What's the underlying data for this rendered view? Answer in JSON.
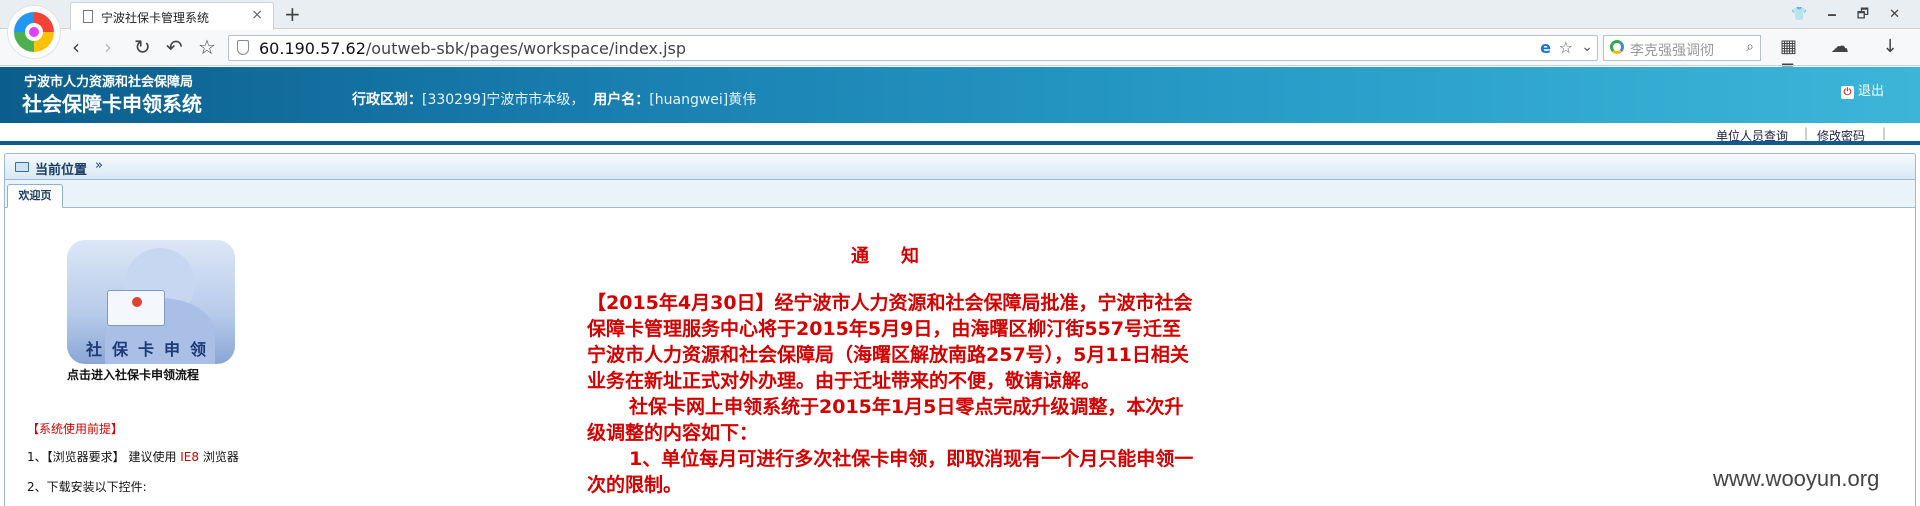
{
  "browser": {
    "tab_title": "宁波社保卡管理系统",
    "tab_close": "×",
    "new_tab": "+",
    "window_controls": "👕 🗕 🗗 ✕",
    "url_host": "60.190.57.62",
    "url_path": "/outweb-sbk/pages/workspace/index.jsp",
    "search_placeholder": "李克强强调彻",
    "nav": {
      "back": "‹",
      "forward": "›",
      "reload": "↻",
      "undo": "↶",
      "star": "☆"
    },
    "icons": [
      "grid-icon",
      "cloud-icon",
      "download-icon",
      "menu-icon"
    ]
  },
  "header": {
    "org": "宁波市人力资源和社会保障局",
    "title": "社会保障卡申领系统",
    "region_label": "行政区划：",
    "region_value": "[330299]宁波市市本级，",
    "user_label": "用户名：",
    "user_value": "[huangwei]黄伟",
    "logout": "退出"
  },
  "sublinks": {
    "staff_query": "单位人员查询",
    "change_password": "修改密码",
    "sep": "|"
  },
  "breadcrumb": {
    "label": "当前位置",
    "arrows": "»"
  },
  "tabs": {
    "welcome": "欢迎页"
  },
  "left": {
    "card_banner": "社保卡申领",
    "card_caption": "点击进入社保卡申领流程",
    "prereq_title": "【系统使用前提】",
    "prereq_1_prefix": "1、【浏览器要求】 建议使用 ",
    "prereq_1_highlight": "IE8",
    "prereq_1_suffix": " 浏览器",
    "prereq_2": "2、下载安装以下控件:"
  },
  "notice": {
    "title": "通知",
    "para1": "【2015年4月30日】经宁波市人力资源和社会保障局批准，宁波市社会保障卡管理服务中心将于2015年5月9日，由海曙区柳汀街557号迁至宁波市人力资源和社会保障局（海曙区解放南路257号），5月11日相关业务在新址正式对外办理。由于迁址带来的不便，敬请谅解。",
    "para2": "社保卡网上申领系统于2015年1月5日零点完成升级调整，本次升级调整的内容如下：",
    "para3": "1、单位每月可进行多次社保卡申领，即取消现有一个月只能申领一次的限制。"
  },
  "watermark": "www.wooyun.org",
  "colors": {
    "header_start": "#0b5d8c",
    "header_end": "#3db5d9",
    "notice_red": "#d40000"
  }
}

▶ **WHAT YOU HAVE TO DO**:
Return the material word for word. Pictures are not part of the copy.

▶ **COMPLETE OUTPUT**:
What's the underlying data for this rendered view? Answer in JSON.
{
  "browser": {
    "tab_title": "宁波社保卡管理系统",
    "tab_close": "×",
    "new_tab": "+",
    "window_controls": "👕 🗕 🗗 ✕",
    "url_host": "60.190.57.62",
    "url_path": "/outweb-sbk/pages/workspace/index.jsp",
    "search_placeholder": "李克强强调彻",
    "nav": {
      "back": "‹",
      "forward": "›",
      "reload": "↻",
      "undo": "↶",
      "star": "☆"
    },
    "icons": [
      "grid-icon",
      "cloud-icon",
      "download-icon",
      "menu-icon"
    ]
  },
  "header": {
    "org": "宁波市人力资源和社会保障局",
    "title": "社会保障卡申领系统",
    "region_label": "行政区划：",
    "region_value": "[330299]宁波市市本级，",
    "user_label": "用户名：",
    "user_value": "[huangwei]黄伟",
    "logout": "退出"
  },
  "sublinks": {
    "staff_query": "单位人员查询",
    "change_password": "修改密码",
    "sep": "|"
  },
  "breadcrumb": {
    "label": "当前位置",
    "arrows": "»"
  },
  "tabs": {
    "welcome": "欢迎页"
  },
  "left": {
    "card_banner": "社保卡申领",
    "card_caption": "点击进入社保卡申领流程",
    "prereq_title": "【系统使用前提】",
    "prereq_1_prefix": "1、【浏览器要求】 建议使用 ",
    "prereq_1_highlight": "IE8",
    "prereq_1_suffix": " 浏览器",
    "prereq_2": "2、下载安装以下控件:"
  },
  "notice": {
    "title": "通知",
    "para1": "【2015年4月30日】经宁波市人力资源和社会保障局批准，宁波市社会保障卡管理服务中心将于2015年5月9日，由海曙区柳汀街557号迁至宁波市人力资源和社会保障局（海曙区解放南路257号），5月11日相关业务在新址正式对外办理。由于迁址带来的不便，敬请谅解。",
    "para2": "社保卡网上申领系统于2015年1月5日零点完成升级调整，本次升级调整的内容如下：",
    "para3": "1、单位每月可进行多次社保卡申领，即取消现有一个月只能申领一次的限制。"
  },
  "watermark": "www.wooyun.org",
  "colors": {
    "header_start": "#0b5d8c",
    "header_end": "#3db5d9",
    "notice_red": "#d40000"
  }
}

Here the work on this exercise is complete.